§ Goal: Will you quote all of the entries, word for word?
★ ★ ★
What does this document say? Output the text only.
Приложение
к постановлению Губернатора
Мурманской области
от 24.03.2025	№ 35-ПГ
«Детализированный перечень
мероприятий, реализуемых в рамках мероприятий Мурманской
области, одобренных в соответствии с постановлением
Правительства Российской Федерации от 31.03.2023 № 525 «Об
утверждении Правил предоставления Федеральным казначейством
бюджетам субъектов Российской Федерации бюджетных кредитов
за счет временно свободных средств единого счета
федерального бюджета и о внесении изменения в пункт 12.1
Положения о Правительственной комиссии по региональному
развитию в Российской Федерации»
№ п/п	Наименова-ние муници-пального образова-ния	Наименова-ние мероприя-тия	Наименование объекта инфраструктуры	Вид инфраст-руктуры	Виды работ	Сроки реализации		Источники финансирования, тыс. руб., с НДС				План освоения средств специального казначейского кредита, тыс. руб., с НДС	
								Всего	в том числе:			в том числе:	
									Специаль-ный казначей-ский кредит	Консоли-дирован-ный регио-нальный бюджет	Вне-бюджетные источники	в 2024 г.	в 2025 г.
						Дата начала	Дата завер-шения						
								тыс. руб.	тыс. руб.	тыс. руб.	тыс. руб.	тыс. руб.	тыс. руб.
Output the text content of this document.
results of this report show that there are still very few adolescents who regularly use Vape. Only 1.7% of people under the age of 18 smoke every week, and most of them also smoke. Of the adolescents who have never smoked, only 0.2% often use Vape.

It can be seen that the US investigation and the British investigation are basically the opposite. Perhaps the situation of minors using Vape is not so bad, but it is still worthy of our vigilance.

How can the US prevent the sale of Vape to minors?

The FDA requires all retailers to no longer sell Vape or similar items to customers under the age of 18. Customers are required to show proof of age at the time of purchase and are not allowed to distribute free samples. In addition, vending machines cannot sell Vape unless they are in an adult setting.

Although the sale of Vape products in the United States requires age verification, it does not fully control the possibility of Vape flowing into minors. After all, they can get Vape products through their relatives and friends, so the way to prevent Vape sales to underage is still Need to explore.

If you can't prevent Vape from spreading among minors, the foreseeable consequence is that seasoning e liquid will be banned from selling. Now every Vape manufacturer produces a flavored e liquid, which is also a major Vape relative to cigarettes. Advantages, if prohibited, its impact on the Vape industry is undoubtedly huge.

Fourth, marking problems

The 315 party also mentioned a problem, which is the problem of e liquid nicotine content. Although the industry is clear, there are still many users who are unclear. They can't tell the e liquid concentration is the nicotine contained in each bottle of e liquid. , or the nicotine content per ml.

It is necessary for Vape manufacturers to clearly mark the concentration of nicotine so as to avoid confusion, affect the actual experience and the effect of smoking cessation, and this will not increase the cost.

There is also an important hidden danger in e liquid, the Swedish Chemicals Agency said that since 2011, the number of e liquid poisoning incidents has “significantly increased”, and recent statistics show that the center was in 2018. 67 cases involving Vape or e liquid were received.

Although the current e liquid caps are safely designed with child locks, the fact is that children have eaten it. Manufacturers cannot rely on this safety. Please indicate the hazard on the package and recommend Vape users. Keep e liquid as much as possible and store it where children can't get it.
★ ★ ★
§ Solved problem:
What does this document say? Output the text only.
Приложение
к постановлению Губернатора
Мурманской области
от 24.03.2025	№ 35-ПГ
«Детализированный перечень
мероприятий, реализуемых в рамках мероприятий Мурманской
области, одобренных в соответствии с постановлением
Правительства Российской Федерации от 31.03.2023 № 525 «Об
утверждении Правил предоставления Федеральным казначейством
бюджетам субъектов Российской Федерации бюджетных кредитов
за счет временно свободных средств единого счета
федерального бюджета и о внесении изменения в пункт 12.1
Положения о Правительственной комиссии по региональному
развитию в Российской Федерации»
№ п/п	Наименова-ние муници-пального образова-ния	Наименова-ние мероприя-тия	Наименование объекта инфраструктуры	Вид инфраст-руктуры	Виды работ	Сроки реализации		Источники финансирования, тыс. руб., с НДС				План освоения средств специального казначейского кредита, тыс. руб., с НДС	
								Всего	в том числе:			в том числе:	
									Специаль-ный казначей-ский кредит	Консоли-дирован-ный регио-нальный бюджет	Вне-бюджетные источники	в 2024 г.	в 2025 г.
						Дата начала	Дата завер-шения						
								тыс. руб.	тыс. руб.	тыс. руб.	тыс. руб.	тыс. руб.	тыс. руб.
Output the text content of this document.
results of this report show that there are still very few adolescents who regularly use Vape. Only 1.7% of people under the age of 18 smoke every week, and most of them also smoke. Of the adolescents who have never smoked, only 0.2% often use Vape.

It can be seen that the US investigation and the British investigation are basically the opposite. Perhaps the situation of minors using Vape is not so bad, but it is still worthy of our vigilance.

How can the US prevent the sale of Vape to minors?

The FDA requires all retailers to no longer sell Vape or similar items to customers under the age of 18. Customers are required to show proof of age at the time of purchase and are not allowed to distribute free samples. In addition, vending machines cannot sell Vape unless they are in an adult setting.

Although the sale of Vape products in the United States requires age verification, it does not fully control the possibility of Vape flowing into minors. After all, they can get Vape products through their relatives and friends, so the way to prevent Vape sales to underage is still Need to explore.

If you can't prevent Vape from spreading among minors, the foreseeable consequence is that seasoning e liquid will be banned from selling. Now every Vape manufacturer produces a flavored e liquid, which is also a major Vape relative to cigarettes. Advantages, if prohibited, its impact on the Vape industry is undoubtedly huge.

Fourth, marking problems

The 315 party also mentioned a problem, which is the problem of e liquid nicotine content. Although the industry is clear, there are still many users who are unclear. They can't tell the e liquid concentration is the nicotine contained in each bottle of e liquid. , or the nicotine content per ml.

It is necessary for Vape manufacturers to clearly mark the concentration of nicotine so as to avoid confusion, affect the actual experience and the effect of smoking cessation, and this will not increase the cost.

There is also an important hidden danger in e liquid, the Swedish Chemicals Agency said that since 2011, the number of e liquid poisoning incidents has “significantly increased”, and recent statistics show that the center was in 2018. 67 cases involving Vape or e liquid were received.

Although the current e liquid caps are safely designed with child locks, the fact is that children have eaten it. Manufacturers cannot rely on this safety. Please indicate the hazard on the package and recommend Vape users. Keep e liquid as much as possible and store it where children can't get it.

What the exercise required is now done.